▶ Text to read
▬▬▬

Yesterday, someone was reading the post I wrote on the difference between comfort and happiness and I clicked on the link and read it again and it made me so happy to remember writing it. This blog is like leaving myself little love notes; I love rereading them long after I've forgotten writing them.

Which is nice, because this morning I feel like I am drifting on a sea of fog. This cold got intense, all the sudden. It's kind of interesting (since I'm foggy in a really spaced out kind of way), but kind of super-annoying at the same time because I'm in pain.

Anyway, as a result I made the choice to stay home and not go see The Hobbit this morning. I am too sick. I woke up feeling worse than yesterday and I'd told myself I wouldn't go if I felt worse, only if I felt better. It's so hard for me to make decisions like this: I really want to go. I really hate missing out on things I want to do. (And I've been looking forward to this movie for years!! Really, years! Ever since it was announced. That's a long time.)

I could drag myself out of the house. And I'm sure I would love the movie enough that it might seem worthwhile. But I will enjoy it more and be happier with myself if I wait until I am actually better.

▬▬▬

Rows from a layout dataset
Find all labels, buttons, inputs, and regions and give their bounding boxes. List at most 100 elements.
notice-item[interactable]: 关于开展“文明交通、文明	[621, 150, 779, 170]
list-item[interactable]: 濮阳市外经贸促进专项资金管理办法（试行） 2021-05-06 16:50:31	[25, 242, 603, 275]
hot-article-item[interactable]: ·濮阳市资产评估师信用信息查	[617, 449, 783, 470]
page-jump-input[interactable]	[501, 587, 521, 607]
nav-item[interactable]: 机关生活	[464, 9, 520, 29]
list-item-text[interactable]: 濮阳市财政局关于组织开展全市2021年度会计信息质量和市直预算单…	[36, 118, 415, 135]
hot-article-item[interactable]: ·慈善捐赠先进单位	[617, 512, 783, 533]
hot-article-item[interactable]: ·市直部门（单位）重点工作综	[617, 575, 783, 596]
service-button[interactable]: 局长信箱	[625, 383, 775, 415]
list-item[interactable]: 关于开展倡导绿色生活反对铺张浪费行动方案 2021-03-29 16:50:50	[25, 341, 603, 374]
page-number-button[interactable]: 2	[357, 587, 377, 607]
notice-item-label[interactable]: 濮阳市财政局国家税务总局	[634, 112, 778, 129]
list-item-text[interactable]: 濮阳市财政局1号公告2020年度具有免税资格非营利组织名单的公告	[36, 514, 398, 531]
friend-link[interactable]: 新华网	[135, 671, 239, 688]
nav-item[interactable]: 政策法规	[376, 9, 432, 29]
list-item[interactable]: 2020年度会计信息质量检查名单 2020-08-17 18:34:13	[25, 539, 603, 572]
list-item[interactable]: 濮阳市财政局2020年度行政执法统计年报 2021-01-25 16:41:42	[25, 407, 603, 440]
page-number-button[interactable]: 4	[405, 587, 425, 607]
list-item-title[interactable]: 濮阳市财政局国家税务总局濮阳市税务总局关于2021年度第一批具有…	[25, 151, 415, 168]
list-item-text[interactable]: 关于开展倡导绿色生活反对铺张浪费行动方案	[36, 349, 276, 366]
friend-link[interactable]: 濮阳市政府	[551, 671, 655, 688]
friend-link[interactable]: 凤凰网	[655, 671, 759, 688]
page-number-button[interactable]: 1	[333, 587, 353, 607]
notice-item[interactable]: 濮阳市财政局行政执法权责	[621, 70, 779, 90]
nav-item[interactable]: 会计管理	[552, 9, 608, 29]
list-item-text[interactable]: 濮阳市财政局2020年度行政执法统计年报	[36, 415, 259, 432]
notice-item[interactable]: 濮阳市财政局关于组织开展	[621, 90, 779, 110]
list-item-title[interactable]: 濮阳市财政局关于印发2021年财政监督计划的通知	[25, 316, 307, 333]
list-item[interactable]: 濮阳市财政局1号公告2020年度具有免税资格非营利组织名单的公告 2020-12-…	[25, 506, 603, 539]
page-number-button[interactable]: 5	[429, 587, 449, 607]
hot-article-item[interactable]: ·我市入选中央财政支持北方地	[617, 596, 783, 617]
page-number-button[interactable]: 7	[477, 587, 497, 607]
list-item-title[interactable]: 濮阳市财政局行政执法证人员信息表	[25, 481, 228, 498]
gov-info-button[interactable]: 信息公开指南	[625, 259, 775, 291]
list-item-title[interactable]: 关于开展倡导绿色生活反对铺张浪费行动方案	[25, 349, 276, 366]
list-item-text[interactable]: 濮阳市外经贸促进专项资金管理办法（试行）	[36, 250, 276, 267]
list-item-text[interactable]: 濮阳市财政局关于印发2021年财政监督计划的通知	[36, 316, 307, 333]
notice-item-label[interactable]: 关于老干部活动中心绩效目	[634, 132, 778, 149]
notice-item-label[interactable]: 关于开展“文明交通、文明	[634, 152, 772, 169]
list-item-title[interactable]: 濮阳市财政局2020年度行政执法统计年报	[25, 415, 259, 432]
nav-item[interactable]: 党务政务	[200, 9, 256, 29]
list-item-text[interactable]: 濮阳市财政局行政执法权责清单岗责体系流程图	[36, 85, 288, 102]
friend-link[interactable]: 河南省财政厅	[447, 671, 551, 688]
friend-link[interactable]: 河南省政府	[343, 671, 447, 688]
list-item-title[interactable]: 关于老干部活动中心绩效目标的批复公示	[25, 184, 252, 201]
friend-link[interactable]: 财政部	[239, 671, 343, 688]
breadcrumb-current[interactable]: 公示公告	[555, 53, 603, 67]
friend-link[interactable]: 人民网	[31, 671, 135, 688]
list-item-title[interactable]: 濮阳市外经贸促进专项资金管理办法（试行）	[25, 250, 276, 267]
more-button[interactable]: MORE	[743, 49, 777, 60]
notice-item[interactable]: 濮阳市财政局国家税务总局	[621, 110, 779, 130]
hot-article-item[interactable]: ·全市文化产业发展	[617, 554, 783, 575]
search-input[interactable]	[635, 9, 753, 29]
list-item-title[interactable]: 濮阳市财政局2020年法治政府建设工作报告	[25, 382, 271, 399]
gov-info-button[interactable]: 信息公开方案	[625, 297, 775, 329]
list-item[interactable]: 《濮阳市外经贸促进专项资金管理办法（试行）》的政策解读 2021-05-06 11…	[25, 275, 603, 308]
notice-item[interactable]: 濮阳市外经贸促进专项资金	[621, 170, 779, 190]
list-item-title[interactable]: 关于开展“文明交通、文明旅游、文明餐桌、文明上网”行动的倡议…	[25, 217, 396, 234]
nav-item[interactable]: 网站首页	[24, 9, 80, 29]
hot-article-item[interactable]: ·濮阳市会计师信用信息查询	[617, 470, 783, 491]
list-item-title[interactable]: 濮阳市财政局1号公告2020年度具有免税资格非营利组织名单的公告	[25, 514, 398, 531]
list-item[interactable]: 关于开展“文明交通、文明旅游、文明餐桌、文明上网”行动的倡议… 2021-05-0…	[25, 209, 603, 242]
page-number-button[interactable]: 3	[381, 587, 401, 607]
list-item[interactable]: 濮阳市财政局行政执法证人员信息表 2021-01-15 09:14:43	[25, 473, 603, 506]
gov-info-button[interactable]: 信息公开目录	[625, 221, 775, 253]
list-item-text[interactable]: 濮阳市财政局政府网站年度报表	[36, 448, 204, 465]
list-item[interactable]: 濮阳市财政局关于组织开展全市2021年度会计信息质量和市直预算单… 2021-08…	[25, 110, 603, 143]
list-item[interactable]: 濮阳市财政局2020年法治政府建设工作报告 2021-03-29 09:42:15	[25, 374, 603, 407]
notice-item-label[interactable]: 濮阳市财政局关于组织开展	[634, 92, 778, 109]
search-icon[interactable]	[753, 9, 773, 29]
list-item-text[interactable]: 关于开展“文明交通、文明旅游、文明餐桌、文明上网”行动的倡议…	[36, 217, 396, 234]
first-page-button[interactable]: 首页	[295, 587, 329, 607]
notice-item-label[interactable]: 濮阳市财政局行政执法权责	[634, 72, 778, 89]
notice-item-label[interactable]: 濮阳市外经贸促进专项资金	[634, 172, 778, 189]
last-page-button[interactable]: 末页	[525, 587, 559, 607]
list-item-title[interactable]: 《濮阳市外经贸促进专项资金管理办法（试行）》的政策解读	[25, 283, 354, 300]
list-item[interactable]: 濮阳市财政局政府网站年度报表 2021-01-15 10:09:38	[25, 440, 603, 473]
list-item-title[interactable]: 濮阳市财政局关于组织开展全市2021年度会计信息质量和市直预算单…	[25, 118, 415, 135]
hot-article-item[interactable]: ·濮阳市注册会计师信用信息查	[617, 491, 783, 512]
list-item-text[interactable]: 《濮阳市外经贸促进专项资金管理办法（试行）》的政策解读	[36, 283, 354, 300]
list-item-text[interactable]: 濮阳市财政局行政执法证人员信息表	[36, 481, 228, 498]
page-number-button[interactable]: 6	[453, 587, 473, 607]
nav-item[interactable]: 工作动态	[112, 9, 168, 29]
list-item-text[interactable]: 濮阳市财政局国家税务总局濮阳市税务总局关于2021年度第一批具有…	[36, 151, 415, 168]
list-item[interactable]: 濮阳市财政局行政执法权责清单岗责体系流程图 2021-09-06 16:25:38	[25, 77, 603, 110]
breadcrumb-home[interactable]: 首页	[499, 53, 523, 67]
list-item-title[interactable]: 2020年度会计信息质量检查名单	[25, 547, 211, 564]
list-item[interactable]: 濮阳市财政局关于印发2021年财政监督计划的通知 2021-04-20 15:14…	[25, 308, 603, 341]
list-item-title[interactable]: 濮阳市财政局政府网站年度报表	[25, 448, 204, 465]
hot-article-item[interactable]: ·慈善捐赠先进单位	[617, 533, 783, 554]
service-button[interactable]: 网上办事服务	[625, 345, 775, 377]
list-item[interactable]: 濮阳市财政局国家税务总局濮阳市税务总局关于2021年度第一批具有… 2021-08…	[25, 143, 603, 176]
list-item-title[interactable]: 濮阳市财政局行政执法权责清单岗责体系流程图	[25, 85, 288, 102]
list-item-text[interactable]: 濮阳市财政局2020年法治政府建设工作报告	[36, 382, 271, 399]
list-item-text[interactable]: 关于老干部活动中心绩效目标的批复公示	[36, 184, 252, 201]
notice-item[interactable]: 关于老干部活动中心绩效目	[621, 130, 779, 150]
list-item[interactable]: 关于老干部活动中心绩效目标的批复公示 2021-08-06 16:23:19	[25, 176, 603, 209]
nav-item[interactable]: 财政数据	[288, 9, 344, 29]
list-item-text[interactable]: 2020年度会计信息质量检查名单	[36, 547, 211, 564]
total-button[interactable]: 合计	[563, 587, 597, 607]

▬▬▬

▶ Task
Could you echo the blog post about staying home sick instead of seeing The Hobbit, word for word and in full?

▶ Answer to this exercise
Yesterday, someone was reading the post I wrote on the difference between comfort and happiness and I clicked on the link and read it again and it made me so happy to remember writing it. This blog is like leaving myself little love notes; I love rereading them long after I've forgotten writing them.

Which is nice, because this morning I feel like I am drifting on a sea of fog. This cold got intense, all the sudden. It's kind of interesting (since I'm foggy in a really spaced out kind of way), but kind of super-annoying at the same time because I'm in pain.

Anyway, as a result I made the choice to stay home and not go see The Hobbit this morning. I am too sick. I woke up feeling worse than yesterday and I'd told myself I wouldn't go if I felt worse, only if I felt better. It's so hard for me to make decisions like this: I really want to go. I really hate missing out on things I want to do. (And I've been looking forward to this movie for years!! Really, years! Ever since it was announced. That's a long time.)

I could drag myself out of the house. And I'm sure I would love the movie enough that it might seem worthwhile. But I will enjoy it more and be happier with myself if I wait until I am actually better.